Count how many lines contain the word "JSON". Please give only the number.

>>

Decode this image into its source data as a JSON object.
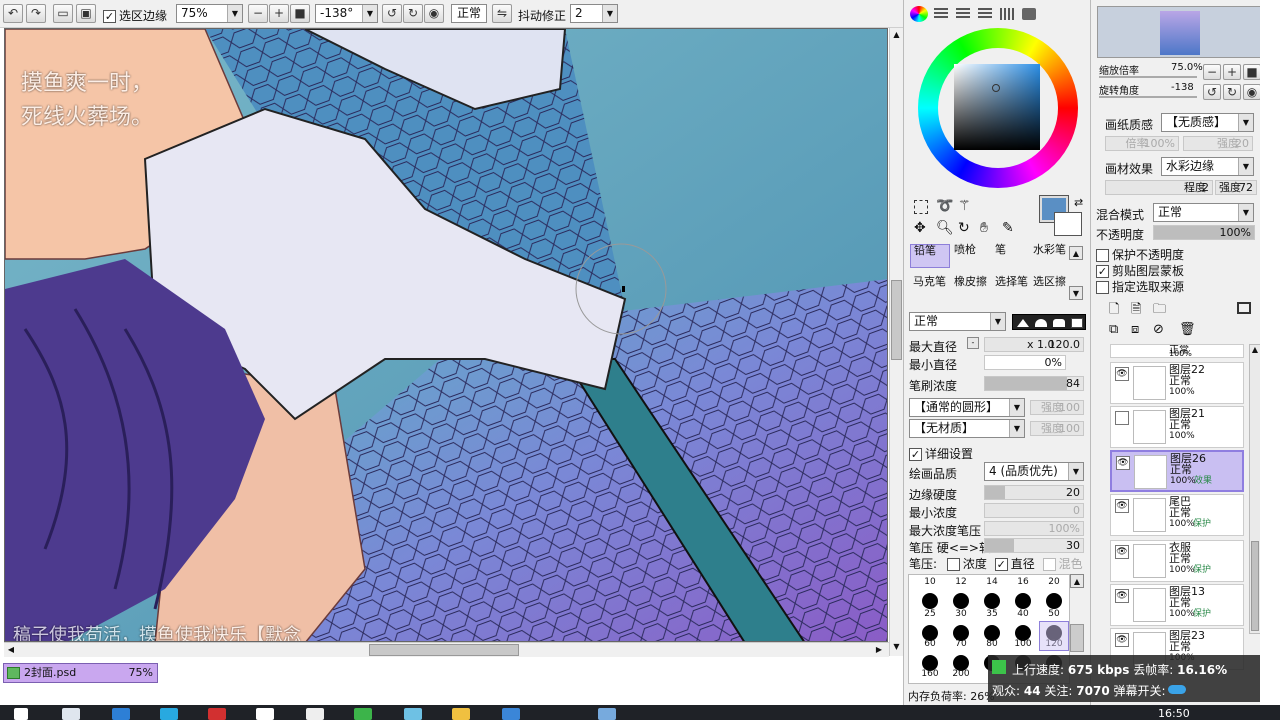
{
  "toolbar": {
    "select_edge_label": "选区边缘",
    "zoom_value": "75%",
    "rotation_value": "-138°",
    "blend_mode_value": "正常",
    "stabilizer_label": "抖动修正",
    "stabilizer_value": "2"
  },
  "canvas": {
    "overlay_line1": "摸鱼爽一时，",
    "overlay_line2": "死线火葬场。",
    "bottom_text": "稿子使我苟活，摸鱼使我快乐【默念"
  },
  "document_tab": {
    "filename": "2封面.psd",
    "zoom": "75%"
  },
  "navigator": {
    "zoom_label": "缩放倍率",
    "zoom_value": "75.0%",
    "rotate_label": "旋转角度",
    "rotate_value": "-138"
  },
  "paper": {
    "texture_label": "画纸质感",
    "texture_value": "【无质感】",
    "texture_scale": "倍率",
    "texture_scale_value": "100%",
    "texture_strength": "强度",
    "texture_strength_value": "20",
    "effect_label": "画材效果",
    "effect_value": "水彩边缘",
    "degree_label": "程度",
    "degree_value": "2",
    "strength_label": "强度",
    "strength_value": "72"
  },
  "layer_props": {
    "blend_label": "混合模式",
    "blend_value": "正常",
    "opacity_label": "不透明度",
    "opacity_value": "100%",
    "protect_opacity": "保护不透明度",
    "clip_mask": "剪贴图层蒙板",
    "selection_source": "指定选取来源"
  },
  "tools": {
    "row1": [
      "铅笔",
      "喷枪",
      "笔",
      "水彩笔"
    ],
    "row2": [
      "马克笔",
      "橡皮擦",
      "选择笔",
      "选区擦"
    ],
    "selected_index": 0
  },
  "brush": {
    "mode_value": "正常",
    "max_size_label": "最大直径",
    "max_size_mult": "x 1.0",
    "max_size_value": "120.0",
    "min_size_label": "最小直径",
    "min_size_value": "0%",
    "density_label": "笔刷浓度",
    "density_value": "84",
    "density_pct": 84,
    "shape_value": "【通常的圆形】",
    "shape_strength": "强度",
    "shape_strength_value": "100",
    "texture_value": "【无材质】",
    "texture_strength": "强度",
    "texture_strength_value": "100",
    "advanced_label": "详细设置",
    "quality_label": "绘画品质",
    "quality_value": "4 (品质优先)",
    "edge_label": "边缘硬度",
    "edge_value": "20",
    "edge_pct": 20,
    "min_density_label": "最小浓度",
    "min_density_value": "0",
    "max_density_label": "最大浓度笔压",
    "max_density_value": "100%",
    "pressure_label": "笔压  硬<=>软",
    "pressure_value": "30",
    "pressure_pct": 30,
    "pressure_row_label": "笔压:",
    "pressure_density": "浓度",
    "pressure_size": "直径",
    "pressure_blend": "混色"
  },
  "brush_sizes": {
    "top_row": [
      "10",
      "12",
      "14",
      "16",
      "20"
    ],
    "row2": [
      "25",
      "30",
      "35",
      "40",
      "50"
    ],
    "row3": [
      "60",
      "70",
      "80",
      "100",
      "120"
    ],
    "row4": [
      "160",
      "200"
    ],
    "selected": "120"
  },
  "memory_label": "内存负荷率: 26%",
  "layers": [
    {
      "name": "图层22",
      "mode": "正常",
      "opacity": "100%",
      "flag": "",
      "visible": true,
      "selected": false
    },
    {
      "name": "图层21",
      "mode": "正常",
      "opacity": "100%",
      "flag": "",
      "visible": false,
      "selected": false
    },
    {
      "name": "图层26",
      "mode": "正常",
      "opacity": "100%",
      "flag": "效果",
      "visible": true,
      "selected": true
    },
    {
      "name": "尾巴",
      "mode": "正常",
      "opacity": "100%",
      "flag": "保护",
      "visible": true,
      "selected": false
    },
    {
      "name": "衣服",
      "mode": "正常",
      "opacity": "100%",
      "flag": "保护",
      "visible": true,
      "selected": false
    },
    {
      "name": "图层13",
      "mode": "正常",
      "opacity": "100%",
      "flag": "保护",
      "visible": true,
      "selected": false
    },
    {
      "name": "图层23",
      "mode": "正常",
      "opacity": "100%",
      "flag": "",
      "visible": true,
      "selected": false
    }
  ],
  "layer_top_partial": {
    "mode": "正常",
    "opacity": "100%"
  },
  "stream": {
    "upload_label": "上行速度:",
    "upload_value": "675 kbps",
    "drop_label": "丢帧率:",
    "drop_value": "16.16%",
    "viewers_label": "观众:",
    "viewers_value": "44",
    "follow_label": "关注:",
    "follow_value": "7070",
    "danmaku_label": "弹幕开关:"
  },
  "clock": "16:50",
  "colors": {
    "accent": "#8f7ee0",
    "current_color": "#5a8fc4",
    "canvas_bg": "#6fb0c3"
  }
}
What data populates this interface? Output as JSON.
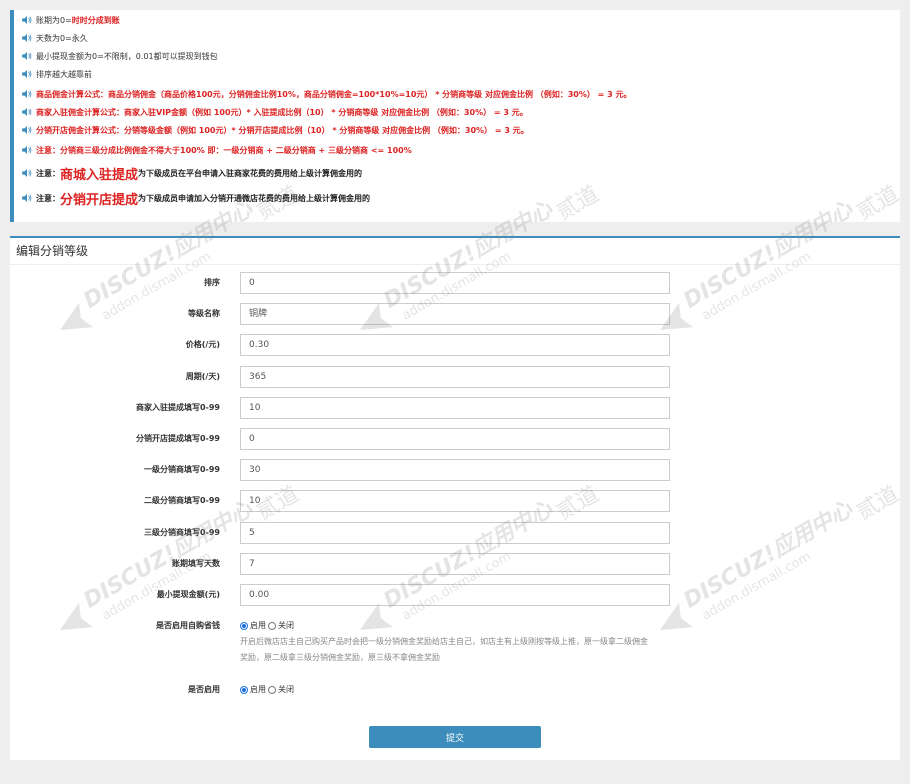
{
  "notices": [
    {
      "parts": [
        {
          "t": "账期为0=",
          "s": "normal"
        },
        {
          "t": "时时分成到账",
          "s": "red"
        }
      ]
    },
    {
      "parts": [
        {
          "t": "天数为0=永久",
          "s": "normal"
        }
      ]
    },
    {
      "parts": [
        {
          "t": "最小提现金额为0=不限制，0.01都可以提现到钱包",
          "s": "normal"
        }
      ]
    },
    {
      "parts": [
        {
          "t": "排序越大越靠前",
          "s": "normal"
        }
      ]
    },
    {
      "parts": [
        {
          "t": "商品佣金计算公式：商品分销佣金（商品价格100元，分销佣金比例10%，商品分销佣金=100*10%=10元） * 分销商等级 对应佣金比例 （例如：30%） = 3 元。",
          "s": "red"
        }
      ]
    },
    {
      "parts": [
        {
          "t": "商家入驻佣金计算公式：商家入驻VIP金额（例如 100元）* 入驻提成比例（10） * 分销商等级 对应佣金比例 （例如：30%） = 3 元。",
          "s": "red"
        }
      ]
    },
    {
      "parts": [
        {
          "t": "分销开店佣金计算公式：分销等级金额（例如 100元）* 分销开店提成比例（10） * 分销商等级 对应佣金比例 （例如：30%） = 3 元。",
          "s": "red"
        }
      ]
    },
    {
      "parts": [
        {
          "t": "注意：分销商三级分成比例佣金不得大于100% 即：一级分销商 + 二级分销商 + 三级分销商 <= 100%",
          "s": "red"
        }
      ]
    },
    {
      "parts": [
        {
          "t": "注意：",
          "s": "dark"
        },
        {
          "t": "商城入驻提成",
          "s": "big"
        },
        {
          "t": "为下级成员在平台申请入驻商家花费的费用给上级计算佣金用的",
          "s": "dark"
        }
      ]
    },
    {
      "parts": [
        {
          "t": "注意：",
          "s": "dark"
        },
        {
          "t": "分销开店提成",
          "s": "big"
        },
        {
          "t": "为下级成员申请加入分销开通微店花费的费用给上级计算佣金用的",
          "s": "dark"
        }
      ]
    }
  ],
  "panel": {
    "title": "编辑分销等级"
  },
  "fields": [
    {
      "label": "排序",
      "value": "0"
    },
    {
      "label": "等级名称",
      "value": "铜牌"
    },
    {
      "label": "价格(/元)",
      "value": "0.30"
    },
    {
      "label": "周期(/天)",
      "value": "365"
    },
    {
      "label": "商家入驻提成填写0-99",
      "value": "10"
    },
    {
      "label": "分销开店提成填写0-99",
      "value": "0"
    },
    {
      "label": "一级分销商填写0-99",
      "value": "30"
    },
    {
      "label": "二级分销商填写0-99",
      "value": "10"
    },
    {
      "label": "三级分销商填写0-99",
      "value": "5"
    },
    {
      "label": "账期填写天数",
      "value": "7"
    },
    {
      "label": "最小提现金额(元)",
      "value": "0.00"
    }
  ],
  "self_buy": {
    "label": "是否启用自购省钱",
    "on_label": "启用",
    "off_label": "关闭",
    "selected": "on",
    "help_line1": "开启后微店店主自己购买产品时会把一级分销佣金奖励给店主自己，如店主有上级刚按等级上推，原一级拿二级佣金",
    "help_line2": "奖励，原二级拿三级分销佣金奖励，原三级不拿佣金奖励"
  },
  "enabled": {
    "label": "是否启用",
    "on_label": "启用",
    "off_label": "关闭",
    "selected": "on"
  },
  "submit_label": "提交",
  "watermark": {
    "brand": "DISCUZ!应用中心",
    "site": "addon.dismall.com",
    "mark": "贰道"
  },
  "colors": {
    "accent": "#3c8dbc",
    "warning": "#dd2222"
  }
}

<<

TASK RESULT.
2